Recorded information -
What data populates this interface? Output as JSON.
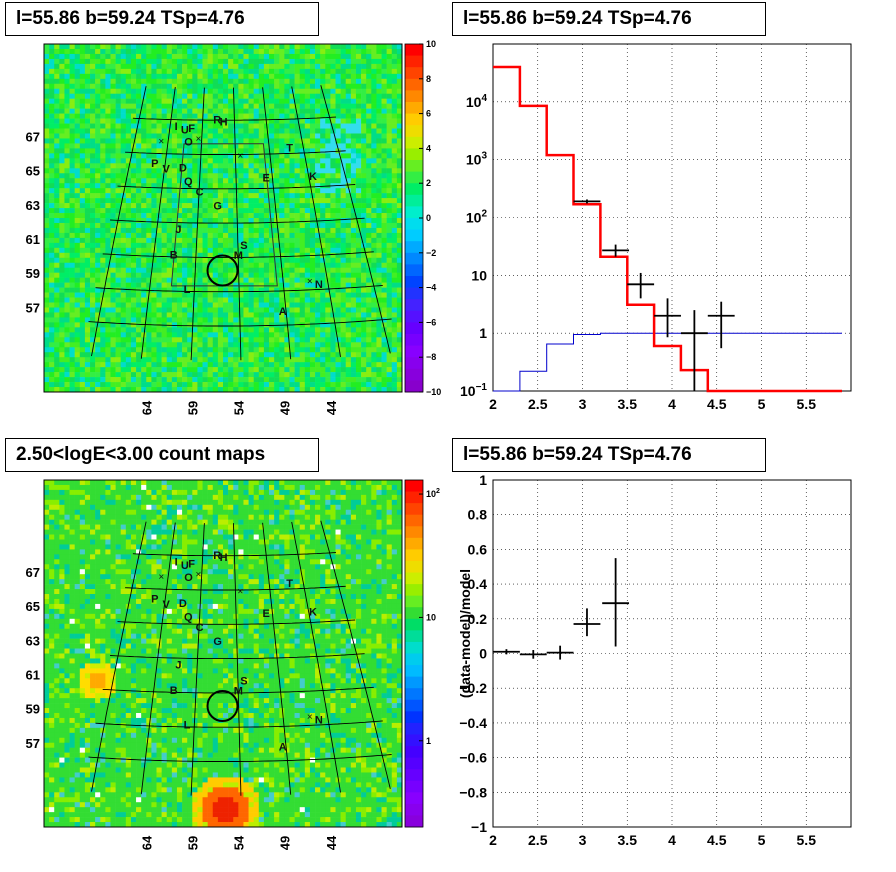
{
  "panels": {
    "top_left_title": "l=55.86 b=59.24 TSp=4.76",
    "top_right_title": "l=55.86 b=59.24 TSp=4.76",
    "bottom_left_title": "2.50<logE<3.00 count maps",
    "bottom_right_title": "l=55.86 b=59.24 TSp=4.76"
  },
  "colors": {
    "data": "#000000",
    "model": "#ff0000",
    "component": "#0000cc",
    "map_base": "#33dd33"
  },
  "chart_data": [
    {
      "type": "heatmap",
      "name": "residual-map",
      "x_ticks": [
        "64",
        "59",
        "54",
        "49",
        "44"
      ],
      "y_ticks": [
        "67",
        "65",
        "63",
        "61",
        "59",
        "57"
      ],
      "colorbar_ticks": [
        "10",
        "8",
        "6",
        "4",
        "2",
        "0",
        "−2",
        "−4",
        "−6",
        "−8",
        "−10"
      ],
      "colorbar_range": [
        -10,
        10
      ],
      "source_labels": [
        {
          "t": "I",
          "l": 63.0,
          "b": 67.4
        },
        {
          "t": "U",
          "l": 61.6,
          "b": 67.2
        },
        {
          "t": "F",
          "l": 60.6,
          "b": 67.3
        },
        {
          "t": "R",
          "l": 56.7,
          "b": 67.8
        },
        {
          "t": "H",
          "l": 55.7,
          "b": 67.7
        },
        {
          "t": "O",
          "l": 60.9,
          "b": 66.5
        },
        {
          "t": "T",
          "l": 46.1,
          "b": 66.1
        },
        {
          "t": "P",
          "l": 65.4,
          "b": 65.2
        },
        {
          "t": "V",
          "l": 63.7,
          "b": 64.9
        },
        {
          "t": "D",
          "l": 61.4,
          "b": 65.0
        },
        {
          "t": "E",
          "l": 49.9,
          "b": 64.4
        },
        {
          "t": "K",
          "l": 43.5,
          "b": 64.4
        },
        {
          "t": "Q",
          "l": 60.5,
          "b": 64.2
        },
        {
          "t": "C",
          "l": 58.9,
          "b": 63.6
        },
        {
          "t": "G",
          "l": 56.5,
          "b": 62.8
        },
        {
          "t": "J",
          "l": 61.3,
          "b": 61.4
        },
        {
          "t": "S",
          "l": 53.3,
          "b": 60.5
        },
        {
          "t": "B",
          "l": 61.6,
          "b": 59.9
        },
        {
          "t": "M",
          "l": 54.0,
          "b": 59.9
        },
        {
          "t": "N",
          "l": 45.1,
          "b": 58.1
        },
        {
          "t": "L",
          "l": 59.8,
          "b": 57.9
        },
        {
          "t": "A",
          "l": 49.4,
          "b": 56.6
        }
      ],
      "circle": {
        "l": 55.86,
        "b": 59.24
      }
    },
    {
      "type": "line",
      "name": "spectrum",
      "xlim": [
        2,
        6
      ],
      "ylim": [
        0.1,
        100000
      ],
      "yscale": "log",
      "x_ticks": [
        "2",
        "2.5",
        "3",
        "3.5",
        "4",
        "4.5",
        "5",
        "5.5"
      ],
      "y_ticks": [
        {
          "v": 0.1,
          "t": "10",
          "sup": "−1"
        },
        {
          "v": 1,
          "t": "1"
        },
        {
          "v": 10,
          "t": "10"
        },
        {
          "v": 100,
          "t": "10",
          "sup": "2"
        },
        {
          "v": 1000,
          "t": "10",
          "sup": "3"
        },
        {
          "v": 10000,
          "t": "10",
          "sup": "4"
        }
      ],
      "grid": true,
      "bin_edges": [
        2.0,
        2.3,
        2.6,
        2.9,
        3.2,
        3.5,
        3.8,
        4.1,
        4.4,
        4.7,
        5.0,
        5.3,
        5.6,
        5.9
      ],
      "series": [
        {
          "role": "model",
          "values": [
            40000,
            8500,
            1200,
            170,
            21,
            3.1,
            0.6,
            0.23,
            0.1,
            0.1,
            0.1,
            0.1,
            0.1
          ]
        },
        {
          "role": "component",
          "values": [
            0.1,
            0.22,
            0.65,
            0.95,
            1.0,
            1.0,
            1.0,
            1.0,
            1.0,
            1.0,
            1.0,
            1.0,
            1.0
          ]
        },
        {
          "role": "data",
          "points": [
            {
              "x": 3.05,
              "y": 190,
              "xerr": 0.15,
              "ylo": 175,
              "yhi": 205
            },
            {
              "x": 3.37,
              "y": 27,
              "xerr": 0.15,
              "ylo": 21,
              "yhi": 34
            },
            {
              "x": 3.65,
              "y": 7,
              "xerr": 0.15,
              "ylo": 4,
              "yhi": 11
            },
            {
              "x": 3.95,
              "y": 2,
              "xerr": 0.15,
              "ylo": 0.85,
              "yhi": 4
            },
            {
              "x": 4.25,
              "y": 1.0,
              "xerr": 0.15,
              "ylo": 0.1,
              "yhi": 2.5
            },
            {
              "x": 4.55,
              "y": 2,
              "xerr": 0.15,
              "ylo": 0.55,
              "yhi": 3.5
            }
          ]
        }
      ]
    },
    {
      "type": "heatmap",
      "name": "count-map",
      "x_ticks": [
        "64",
        "59",
        "54",
        "49",
        "44"
      ],
      "y_ticks": [
        "67",
        "65",
        "63",
        "61",
        "59",
        "57"
      ],
      "colorbar_ticks": [
        {
          "v": 100,
          "t": "10",
          "sup": "2"
        },
        {
          "v": 10,
          "t": "10"
        },
        {
          "v": 1,
          "t": "1"
        }
      ],
      "colorbar_range": [
        0.2,
        130
      ],
      "source_labels": [
        {
          "t": "I",
          "l": 63.0,
          "b": 67.4
        },
        {
          "t": "U",
          "l": 61.6,
          "b": 67.2
        },
        {
          "t": "F",
          "l": 60.6,
          "b": 67.3
        },
        {
          "t": "R",
          "l": 56.7,
          "b": 67.8
        },
        {
          "t": "H",
          "l": 55.7,
          "b": 67.7
        },
        {
          "t": "O",
          "l": 60.9,
          "b": 66.5
        },
        {
          "t": "T",
          "l": 46.1,
          "b": 66.1
        },
        {
          "t": "P",
          "l": 65.4,
          "b": 65.2
        },
        {
          "t": "V",
          "l": 63.7,
          "b": 64.9
        },
        {
          "t": "D",
          "l": 61.4,
          "b": 65.0
        },
        {
          "t": "E",
          "l": 49.9,
          "b": 64.4
        },
        {
          "t": "K",
          "l": 43.5,
          "b": 64.4
        },
        {
          "t": "Q",
          "l": 60.5,
          "b": 64.2
        },
        {
          "t": "C",
          "l": 58.9,
          "b": 63.6
        },
        {
          "t": "G",
          "l": 56.5,
          "b": 62.8
        },
        {
          "t": "J",
          "l": 61.3,
          "b": 61.4
        },
        {
          "t": "S",
          "l": 53.3,
          "b": 60.5
        },
        {
          "t": "B",
          "l": 61.6,
          "b": 59.9
        },
        {
          "t": "M",
          "l": 54.0,
          "b": 59.9
        },
        {
          "t": "N",
          "l": 45.1,
          "b": 58.1
        },
        {
          "t": "L",
          "l": 59.8,
          "b": 57.9
        },
        {
          "t": "A",
          "l": 49.4,
          "b": 56.6
        }
      ],
      "circle": {
        "l": 55.86,
        "b": 59.24
      }
    },
    {
      "type": "scatter",
      "name": "residuals",
      "xlim": [
        2,
        6
      ],
      "ylim": [
        -1,
        1
      ],
      "ylabel": "(data-model)/model",
      "x_ticks": [
        "2",
        "2.5",
        "3",
        "3.5",
        "4",
        "4.5",
        "5",
        "5.5"
      ],
      "y_ticks": [
        "1",
        "0.8",
        "0.6",
        "0.4",
        "0.2",
        "0",
        "−0.2",
        "−0.4",
        "−0.6",
        "−0.8",
        "−1"
      ],
      "grid": true,
      "points": [
        {
          "x": 2.15,
          "y": 0.01,
          "xerr": 0.15,
          "ylo": -0.005,
          "yhi": 0.025
        },
        {
          "x": 2.45,
          "y": -0.005,
          "xerr": 0.15,
          "ylo": -0.03,
          "yhi": 0.02
        },
        {
          "x": 2.75,
          "y": 0.005,
          "xerr": 0.15,
          "ylo": -0.035,
          "yhi": 0.045
        },
        {
          "x": 3.05,
          "y": 0.17,
          "xerr": 0.15,
          "ylo": 0.1,
          "yhi": 0.26
        },
        {
          "x": 3.37,
          "y": 0.29,
          "xerr": 0.15,
          "ylo": 0.04,
          "yhi": 0.55
        }
      ]
    }
  ]
}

Written instruction -
Isolate the lines above that contain the word "count" and copy them.

Exercise response -
    "bottom_left_title": "2.50<logE<3.00 count maps",
      "name": "count-map",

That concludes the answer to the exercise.